GIVEN TASK:
Copy each line of the data below with the word "article".

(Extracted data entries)
····················
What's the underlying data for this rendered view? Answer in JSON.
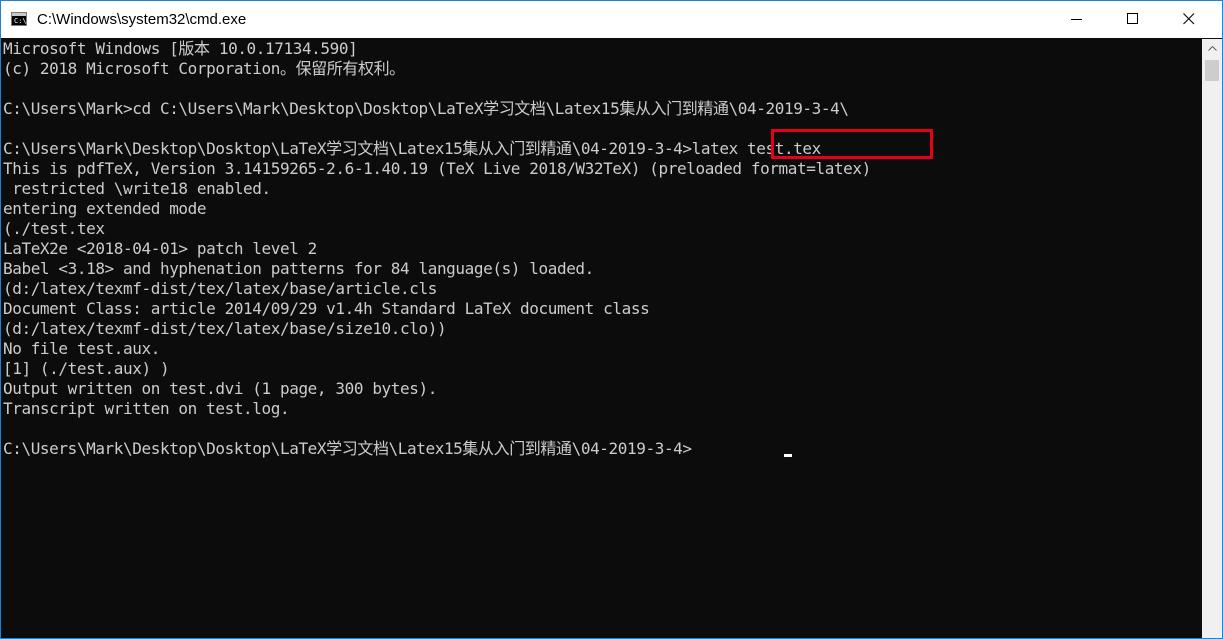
{
  "window": {
    "title": "C:\\Windows\\system32\\cmd.exe",
    "icon_text": "C:\\."
  },
  "console": {
    "lines": [
      "Microsoft Windows [版本 10.0.17134.590]",
      "(c) 2018 Microsoft Corporation。保留所有权利。",
      "",
      "C:\\Users\\Mark>cd C:\\Users\\Mark\\Desktop\\Dosktop\\LaTeX学习文档\\Latex15集从入门到精通\\04-2019-3-4\\",
      "",
      "C:\\Users\\Mark\\Desktop\\Dosktop\\LaTeX学习文档\\Latex15集从入门到精通\\04-2019-3-4>latex test.tex",
      "This is pdfTeX, Version 3.14159265-2.6-1.40.19 (TeX Live 2018/W32TeX) (preloaded format=latex)",
      " restricted \\write18 enabled.",
      "entering extended mode",
      "(./test.tex",
      "LaTeX2e <2018-04-01> patch level 2",
      "Babel <3.18> and hyphenation patterns for 84 language(s) loaded.",
      "(d:/latex/texmf-dist/tex/latex/base/article.cls",
      "Document Class: article 2014/09/29 v1.4h Standard LaTeX document class",
      "(d:/latex/texmf-dist/tex/latex/base/size10.clo))",
      "No file test.aux.",
      "[1] (./test.aux) )",
      "Output written on test.dvi (1 page, 300 bytes).",
      "Transcript written on test.log.",
      "",
      "C:\\Users\\Mark\\Desktop\\Dosktop\\LaTeX学习文档\\Latex15集从入门到精通\\04-2019-3-4>"
    ]
  },
  "colors": {
    "console_bg": "#0c0c0c",
    "console_text": "#cccccc",
    "highlight": "#e8001a"
  }
}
····················
THE RESULT:
      "(d:/latex/texmf-dist/tex/latex/base/article.cls",
      "Document Class: article 2014/09/29 v1.4h Standard LaTeX document class",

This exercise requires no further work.